_SHORT EXERCISE_
Copy out each line that has "label" in it.

_DATA RECORDS_
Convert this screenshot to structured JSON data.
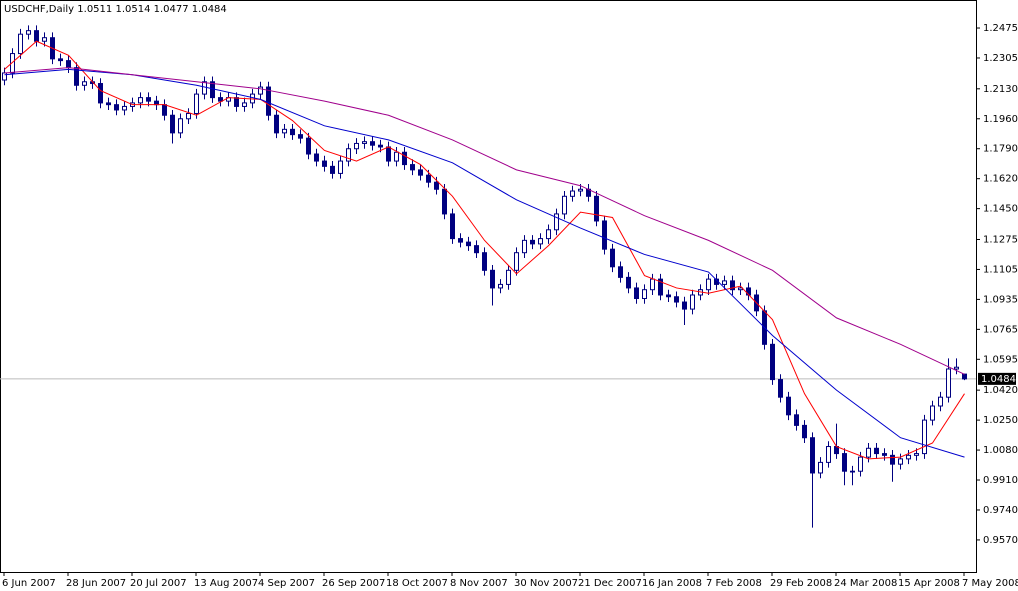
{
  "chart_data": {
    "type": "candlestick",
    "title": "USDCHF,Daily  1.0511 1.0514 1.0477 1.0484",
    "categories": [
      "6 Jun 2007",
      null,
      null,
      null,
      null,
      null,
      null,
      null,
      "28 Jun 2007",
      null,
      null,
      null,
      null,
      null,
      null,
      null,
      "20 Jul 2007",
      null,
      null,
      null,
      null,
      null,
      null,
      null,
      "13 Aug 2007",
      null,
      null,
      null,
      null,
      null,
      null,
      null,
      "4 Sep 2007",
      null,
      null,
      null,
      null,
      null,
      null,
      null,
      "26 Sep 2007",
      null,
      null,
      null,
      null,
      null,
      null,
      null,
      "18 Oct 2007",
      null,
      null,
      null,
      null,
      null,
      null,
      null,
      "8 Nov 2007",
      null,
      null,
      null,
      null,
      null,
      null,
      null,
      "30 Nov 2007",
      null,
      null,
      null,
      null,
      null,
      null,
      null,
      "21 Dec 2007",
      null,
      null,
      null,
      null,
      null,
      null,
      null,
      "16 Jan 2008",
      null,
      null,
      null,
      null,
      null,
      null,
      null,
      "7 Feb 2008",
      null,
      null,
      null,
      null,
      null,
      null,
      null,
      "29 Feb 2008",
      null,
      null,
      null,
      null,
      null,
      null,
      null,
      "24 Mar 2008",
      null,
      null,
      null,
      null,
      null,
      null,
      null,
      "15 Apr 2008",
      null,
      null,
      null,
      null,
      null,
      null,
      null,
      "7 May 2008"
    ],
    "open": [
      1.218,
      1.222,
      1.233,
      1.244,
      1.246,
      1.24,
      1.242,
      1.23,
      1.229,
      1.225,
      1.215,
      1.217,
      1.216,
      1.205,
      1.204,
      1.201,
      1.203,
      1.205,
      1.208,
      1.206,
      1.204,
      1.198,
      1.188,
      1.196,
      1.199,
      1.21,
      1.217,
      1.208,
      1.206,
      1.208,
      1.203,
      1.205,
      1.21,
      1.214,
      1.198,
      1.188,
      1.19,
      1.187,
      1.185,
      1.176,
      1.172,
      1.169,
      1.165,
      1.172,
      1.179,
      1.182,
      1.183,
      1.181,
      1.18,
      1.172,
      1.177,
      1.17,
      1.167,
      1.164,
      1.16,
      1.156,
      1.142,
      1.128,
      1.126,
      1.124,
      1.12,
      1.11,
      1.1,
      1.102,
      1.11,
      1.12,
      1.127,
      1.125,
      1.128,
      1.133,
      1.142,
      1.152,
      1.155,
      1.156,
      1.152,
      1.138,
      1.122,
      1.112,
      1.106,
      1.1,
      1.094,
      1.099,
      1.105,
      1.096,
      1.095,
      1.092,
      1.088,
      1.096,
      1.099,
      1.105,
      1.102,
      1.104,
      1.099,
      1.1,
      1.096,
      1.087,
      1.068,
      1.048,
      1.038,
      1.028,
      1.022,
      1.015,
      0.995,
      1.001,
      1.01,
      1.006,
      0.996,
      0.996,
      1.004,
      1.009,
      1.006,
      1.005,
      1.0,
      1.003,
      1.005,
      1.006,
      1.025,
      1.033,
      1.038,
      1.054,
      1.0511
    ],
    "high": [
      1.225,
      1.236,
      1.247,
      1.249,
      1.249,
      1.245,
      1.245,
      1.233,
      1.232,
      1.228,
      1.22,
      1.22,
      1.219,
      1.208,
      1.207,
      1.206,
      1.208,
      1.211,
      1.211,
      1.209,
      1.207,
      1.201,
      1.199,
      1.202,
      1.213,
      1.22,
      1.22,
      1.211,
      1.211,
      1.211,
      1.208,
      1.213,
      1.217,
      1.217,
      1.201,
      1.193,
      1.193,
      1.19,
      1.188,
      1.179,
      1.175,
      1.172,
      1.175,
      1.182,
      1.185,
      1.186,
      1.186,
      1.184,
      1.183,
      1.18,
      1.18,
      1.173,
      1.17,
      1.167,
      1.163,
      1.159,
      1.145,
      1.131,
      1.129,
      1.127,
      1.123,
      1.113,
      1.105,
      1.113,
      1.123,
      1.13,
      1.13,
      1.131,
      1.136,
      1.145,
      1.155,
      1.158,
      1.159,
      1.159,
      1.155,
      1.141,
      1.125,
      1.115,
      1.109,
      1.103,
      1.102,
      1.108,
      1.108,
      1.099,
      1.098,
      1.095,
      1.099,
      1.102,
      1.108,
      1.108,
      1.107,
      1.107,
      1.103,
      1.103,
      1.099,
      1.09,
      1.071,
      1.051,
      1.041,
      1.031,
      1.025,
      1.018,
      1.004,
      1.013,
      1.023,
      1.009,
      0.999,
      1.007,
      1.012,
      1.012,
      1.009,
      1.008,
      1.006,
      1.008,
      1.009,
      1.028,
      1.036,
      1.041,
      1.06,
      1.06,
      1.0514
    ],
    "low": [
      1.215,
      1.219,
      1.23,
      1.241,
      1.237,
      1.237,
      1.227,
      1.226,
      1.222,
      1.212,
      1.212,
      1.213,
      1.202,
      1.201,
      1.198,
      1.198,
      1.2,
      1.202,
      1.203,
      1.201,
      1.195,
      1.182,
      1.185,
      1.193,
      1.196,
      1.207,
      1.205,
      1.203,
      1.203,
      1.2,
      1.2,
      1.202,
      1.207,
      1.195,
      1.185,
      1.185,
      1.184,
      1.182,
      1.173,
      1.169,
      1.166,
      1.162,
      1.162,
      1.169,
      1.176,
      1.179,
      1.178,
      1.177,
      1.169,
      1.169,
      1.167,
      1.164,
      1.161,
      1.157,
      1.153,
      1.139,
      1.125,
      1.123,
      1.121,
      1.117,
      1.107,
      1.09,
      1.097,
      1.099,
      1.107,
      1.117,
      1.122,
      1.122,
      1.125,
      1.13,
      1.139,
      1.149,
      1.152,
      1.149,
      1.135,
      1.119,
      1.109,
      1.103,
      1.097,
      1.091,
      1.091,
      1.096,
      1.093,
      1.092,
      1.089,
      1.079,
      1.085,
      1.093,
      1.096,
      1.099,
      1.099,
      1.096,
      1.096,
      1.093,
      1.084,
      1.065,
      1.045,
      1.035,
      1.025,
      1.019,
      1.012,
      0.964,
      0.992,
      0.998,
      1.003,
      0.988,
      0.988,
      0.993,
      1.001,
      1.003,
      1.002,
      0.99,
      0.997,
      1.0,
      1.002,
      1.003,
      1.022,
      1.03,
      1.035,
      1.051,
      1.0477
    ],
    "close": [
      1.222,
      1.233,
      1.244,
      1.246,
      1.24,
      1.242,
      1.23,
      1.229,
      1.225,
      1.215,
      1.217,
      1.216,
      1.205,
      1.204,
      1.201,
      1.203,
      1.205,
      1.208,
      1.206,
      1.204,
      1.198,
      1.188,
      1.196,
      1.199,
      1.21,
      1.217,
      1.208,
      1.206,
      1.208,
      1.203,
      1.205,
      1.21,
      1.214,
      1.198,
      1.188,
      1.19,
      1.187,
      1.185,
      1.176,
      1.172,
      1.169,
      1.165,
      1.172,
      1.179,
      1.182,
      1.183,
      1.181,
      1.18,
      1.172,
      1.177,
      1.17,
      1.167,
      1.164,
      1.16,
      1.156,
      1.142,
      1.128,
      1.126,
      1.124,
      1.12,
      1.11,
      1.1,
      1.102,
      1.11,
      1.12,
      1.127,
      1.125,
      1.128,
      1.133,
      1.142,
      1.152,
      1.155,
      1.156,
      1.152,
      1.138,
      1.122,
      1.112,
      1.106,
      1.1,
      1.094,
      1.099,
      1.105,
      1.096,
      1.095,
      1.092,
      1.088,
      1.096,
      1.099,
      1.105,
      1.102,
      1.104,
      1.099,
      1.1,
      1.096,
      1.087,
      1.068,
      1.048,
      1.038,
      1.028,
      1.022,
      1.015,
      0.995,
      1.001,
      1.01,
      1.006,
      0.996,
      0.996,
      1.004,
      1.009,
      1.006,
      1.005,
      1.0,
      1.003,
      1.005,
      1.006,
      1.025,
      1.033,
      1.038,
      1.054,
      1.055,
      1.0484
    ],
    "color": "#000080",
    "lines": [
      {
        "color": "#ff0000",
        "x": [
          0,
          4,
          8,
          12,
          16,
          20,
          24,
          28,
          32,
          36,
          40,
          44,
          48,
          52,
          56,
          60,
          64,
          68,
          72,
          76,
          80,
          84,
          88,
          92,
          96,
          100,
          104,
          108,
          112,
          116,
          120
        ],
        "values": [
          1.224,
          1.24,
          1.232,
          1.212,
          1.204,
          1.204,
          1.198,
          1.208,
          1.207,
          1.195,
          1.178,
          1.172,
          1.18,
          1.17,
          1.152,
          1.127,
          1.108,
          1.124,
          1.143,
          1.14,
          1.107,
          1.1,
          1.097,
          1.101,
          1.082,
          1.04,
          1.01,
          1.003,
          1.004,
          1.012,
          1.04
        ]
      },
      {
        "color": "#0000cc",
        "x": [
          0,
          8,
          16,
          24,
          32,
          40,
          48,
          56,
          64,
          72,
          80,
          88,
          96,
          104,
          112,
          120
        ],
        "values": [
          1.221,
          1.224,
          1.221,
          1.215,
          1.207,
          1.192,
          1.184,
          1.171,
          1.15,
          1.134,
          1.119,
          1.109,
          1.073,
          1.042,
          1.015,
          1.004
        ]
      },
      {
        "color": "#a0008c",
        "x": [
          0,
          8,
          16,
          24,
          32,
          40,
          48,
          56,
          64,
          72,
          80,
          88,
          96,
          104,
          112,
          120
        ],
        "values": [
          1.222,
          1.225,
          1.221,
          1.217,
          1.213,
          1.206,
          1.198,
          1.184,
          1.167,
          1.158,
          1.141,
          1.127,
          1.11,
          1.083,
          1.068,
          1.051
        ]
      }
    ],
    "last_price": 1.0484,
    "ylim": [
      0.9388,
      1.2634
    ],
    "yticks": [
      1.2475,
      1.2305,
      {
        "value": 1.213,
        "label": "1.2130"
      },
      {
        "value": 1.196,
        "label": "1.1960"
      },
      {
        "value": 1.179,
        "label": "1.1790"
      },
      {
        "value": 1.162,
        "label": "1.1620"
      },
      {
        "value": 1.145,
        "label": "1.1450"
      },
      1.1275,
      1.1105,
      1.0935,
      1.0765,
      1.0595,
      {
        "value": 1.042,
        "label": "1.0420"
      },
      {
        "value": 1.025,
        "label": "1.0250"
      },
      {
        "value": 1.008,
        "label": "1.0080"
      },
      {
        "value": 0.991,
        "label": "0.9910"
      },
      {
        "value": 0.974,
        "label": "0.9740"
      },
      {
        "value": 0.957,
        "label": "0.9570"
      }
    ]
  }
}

_RESPONSE TO THE EXERCISE_
        "label": "1.2130"
        "label": "1.1960"
        "label": "1.1790"
        "label": "1.1620"
        "label": "1.1450"
        "label": "1.0420"
        "label": "1.0250"
        "label": "1.0080"
        "label": "0.9910"
        "label": "0.9740"
        "label": "0.9570"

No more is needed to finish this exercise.